▶ Brief:
Check each line for the string "target". Give only the count of lines that have it.

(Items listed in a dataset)
-*-*-

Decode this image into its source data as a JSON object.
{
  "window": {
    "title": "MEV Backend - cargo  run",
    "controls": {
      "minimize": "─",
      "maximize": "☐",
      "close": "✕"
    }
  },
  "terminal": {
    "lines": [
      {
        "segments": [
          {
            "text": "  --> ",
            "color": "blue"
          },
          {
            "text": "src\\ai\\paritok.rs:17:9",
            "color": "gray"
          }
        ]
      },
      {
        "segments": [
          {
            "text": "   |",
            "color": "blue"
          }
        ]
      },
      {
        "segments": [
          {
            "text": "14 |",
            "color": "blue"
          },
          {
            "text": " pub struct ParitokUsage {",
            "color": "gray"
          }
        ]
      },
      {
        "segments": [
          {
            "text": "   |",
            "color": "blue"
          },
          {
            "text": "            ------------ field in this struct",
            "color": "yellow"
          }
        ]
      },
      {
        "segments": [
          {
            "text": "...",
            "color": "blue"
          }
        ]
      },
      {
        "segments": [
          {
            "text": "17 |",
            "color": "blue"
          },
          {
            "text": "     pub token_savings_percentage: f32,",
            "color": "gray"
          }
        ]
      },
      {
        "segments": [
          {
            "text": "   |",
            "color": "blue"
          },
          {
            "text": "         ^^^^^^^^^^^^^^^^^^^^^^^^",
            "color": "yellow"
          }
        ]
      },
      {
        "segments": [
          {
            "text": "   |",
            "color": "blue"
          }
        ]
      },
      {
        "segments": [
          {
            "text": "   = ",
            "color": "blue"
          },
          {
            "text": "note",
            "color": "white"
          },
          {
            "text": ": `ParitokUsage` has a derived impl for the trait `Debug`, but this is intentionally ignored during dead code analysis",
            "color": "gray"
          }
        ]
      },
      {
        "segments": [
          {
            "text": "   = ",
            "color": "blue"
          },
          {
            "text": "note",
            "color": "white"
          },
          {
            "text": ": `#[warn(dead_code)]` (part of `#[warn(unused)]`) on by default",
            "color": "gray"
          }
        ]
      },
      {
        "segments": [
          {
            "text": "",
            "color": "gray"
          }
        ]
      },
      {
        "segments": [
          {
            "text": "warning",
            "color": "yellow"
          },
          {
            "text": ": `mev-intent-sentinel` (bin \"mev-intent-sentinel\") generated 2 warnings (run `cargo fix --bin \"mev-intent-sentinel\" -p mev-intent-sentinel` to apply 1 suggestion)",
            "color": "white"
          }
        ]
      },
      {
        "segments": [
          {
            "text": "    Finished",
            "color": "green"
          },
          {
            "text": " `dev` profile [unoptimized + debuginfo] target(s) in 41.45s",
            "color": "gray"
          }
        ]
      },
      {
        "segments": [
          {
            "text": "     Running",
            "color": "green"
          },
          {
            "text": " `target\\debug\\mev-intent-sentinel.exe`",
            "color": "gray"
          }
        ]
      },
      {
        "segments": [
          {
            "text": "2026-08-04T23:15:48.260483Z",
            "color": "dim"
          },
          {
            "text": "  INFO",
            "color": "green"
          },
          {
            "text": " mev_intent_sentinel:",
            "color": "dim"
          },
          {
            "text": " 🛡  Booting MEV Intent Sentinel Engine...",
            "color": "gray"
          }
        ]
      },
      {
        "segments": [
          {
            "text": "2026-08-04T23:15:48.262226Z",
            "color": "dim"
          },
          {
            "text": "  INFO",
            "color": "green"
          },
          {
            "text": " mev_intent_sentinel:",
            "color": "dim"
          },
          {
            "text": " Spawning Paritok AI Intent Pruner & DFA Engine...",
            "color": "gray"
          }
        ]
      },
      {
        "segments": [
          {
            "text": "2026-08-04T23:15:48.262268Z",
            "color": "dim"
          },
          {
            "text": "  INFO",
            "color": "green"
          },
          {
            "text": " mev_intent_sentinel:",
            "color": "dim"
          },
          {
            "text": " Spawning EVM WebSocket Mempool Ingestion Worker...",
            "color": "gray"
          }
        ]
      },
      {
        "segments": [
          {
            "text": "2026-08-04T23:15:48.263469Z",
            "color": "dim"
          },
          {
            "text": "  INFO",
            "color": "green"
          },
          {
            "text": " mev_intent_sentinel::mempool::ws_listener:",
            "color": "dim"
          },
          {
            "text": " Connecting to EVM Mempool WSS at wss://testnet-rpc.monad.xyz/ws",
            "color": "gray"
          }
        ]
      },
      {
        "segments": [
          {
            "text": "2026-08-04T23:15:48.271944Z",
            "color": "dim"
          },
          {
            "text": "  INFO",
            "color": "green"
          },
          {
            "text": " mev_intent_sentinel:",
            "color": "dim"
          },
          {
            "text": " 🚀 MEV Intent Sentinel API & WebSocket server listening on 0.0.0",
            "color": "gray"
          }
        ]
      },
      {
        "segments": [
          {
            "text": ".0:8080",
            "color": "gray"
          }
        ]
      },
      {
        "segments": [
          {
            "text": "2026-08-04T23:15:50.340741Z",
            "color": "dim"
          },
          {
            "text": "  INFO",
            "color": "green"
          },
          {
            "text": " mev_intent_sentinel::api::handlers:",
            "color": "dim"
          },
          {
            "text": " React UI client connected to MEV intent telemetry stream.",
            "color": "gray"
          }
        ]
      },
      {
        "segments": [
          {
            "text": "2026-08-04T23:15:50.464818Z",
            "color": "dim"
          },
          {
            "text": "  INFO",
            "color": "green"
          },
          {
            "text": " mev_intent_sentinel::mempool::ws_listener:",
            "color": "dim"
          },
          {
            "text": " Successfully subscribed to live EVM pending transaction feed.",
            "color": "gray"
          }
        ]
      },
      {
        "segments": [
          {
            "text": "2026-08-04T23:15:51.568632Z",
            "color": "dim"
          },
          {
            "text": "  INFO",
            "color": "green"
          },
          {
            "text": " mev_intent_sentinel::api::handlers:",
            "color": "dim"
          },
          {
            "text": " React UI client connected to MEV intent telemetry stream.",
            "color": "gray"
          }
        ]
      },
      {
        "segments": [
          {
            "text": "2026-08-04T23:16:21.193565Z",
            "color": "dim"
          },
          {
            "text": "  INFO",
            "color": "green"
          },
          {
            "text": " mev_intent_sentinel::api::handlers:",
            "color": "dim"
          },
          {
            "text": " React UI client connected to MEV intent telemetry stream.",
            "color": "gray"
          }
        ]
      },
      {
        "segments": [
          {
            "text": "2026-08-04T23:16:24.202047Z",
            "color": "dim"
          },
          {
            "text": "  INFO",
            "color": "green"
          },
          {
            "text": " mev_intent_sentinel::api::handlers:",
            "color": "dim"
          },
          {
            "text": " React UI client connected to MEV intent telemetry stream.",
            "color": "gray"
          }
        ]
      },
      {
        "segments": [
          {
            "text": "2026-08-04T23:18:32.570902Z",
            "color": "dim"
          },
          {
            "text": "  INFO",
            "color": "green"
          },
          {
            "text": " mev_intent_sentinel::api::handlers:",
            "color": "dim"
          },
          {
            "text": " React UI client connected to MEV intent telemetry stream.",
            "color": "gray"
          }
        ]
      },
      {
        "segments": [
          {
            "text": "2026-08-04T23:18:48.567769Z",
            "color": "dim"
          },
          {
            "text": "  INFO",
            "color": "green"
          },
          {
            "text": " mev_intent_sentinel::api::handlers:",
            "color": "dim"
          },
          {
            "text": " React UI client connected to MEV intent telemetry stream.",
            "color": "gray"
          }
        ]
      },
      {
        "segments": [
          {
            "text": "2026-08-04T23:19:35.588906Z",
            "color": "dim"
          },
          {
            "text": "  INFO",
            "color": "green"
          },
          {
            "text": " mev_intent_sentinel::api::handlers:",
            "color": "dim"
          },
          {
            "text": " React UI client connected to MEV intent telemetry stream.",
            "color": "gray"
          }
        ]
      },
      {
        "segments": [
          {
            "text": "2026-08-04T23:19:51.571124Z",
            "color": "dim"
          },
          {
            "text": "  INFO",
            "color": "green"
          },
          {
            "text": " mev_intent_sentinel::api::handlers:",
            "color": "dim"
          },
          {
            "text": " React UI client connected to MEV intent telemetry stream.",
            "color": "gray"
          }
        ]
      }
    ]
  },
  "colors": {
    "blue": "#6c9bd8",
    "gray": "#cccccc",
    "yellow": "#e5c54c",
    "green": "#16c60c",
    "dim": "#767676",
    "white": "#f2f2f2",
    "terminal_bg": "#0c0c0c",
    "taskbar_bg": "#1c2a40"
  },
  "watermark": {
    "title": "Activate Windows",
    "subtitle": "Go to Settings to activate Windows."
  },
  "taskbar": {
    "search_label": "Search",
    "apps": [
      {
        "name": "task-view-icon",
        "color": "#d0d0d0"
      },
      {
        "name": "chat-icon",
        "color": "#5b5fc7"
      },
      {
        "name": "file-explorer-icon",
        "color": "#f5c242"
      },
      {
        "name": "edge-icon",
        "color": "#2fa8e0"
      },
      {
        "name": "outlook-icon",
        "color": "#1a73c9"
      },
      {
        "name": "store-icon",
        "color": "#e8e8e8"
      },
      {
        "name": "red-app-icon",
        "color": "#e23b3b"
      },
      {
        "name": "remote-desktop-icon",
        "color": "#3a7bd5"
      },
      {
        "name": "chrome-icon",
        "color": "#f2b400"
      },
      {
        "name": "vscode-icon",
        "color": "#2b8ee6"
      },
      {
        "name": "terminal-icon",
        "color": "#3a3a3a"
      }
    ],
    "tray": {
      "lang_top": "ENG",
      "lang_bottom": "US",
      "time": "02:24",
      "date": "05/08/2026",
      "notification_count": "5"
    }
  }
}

-*-*-

▶ Solution:
2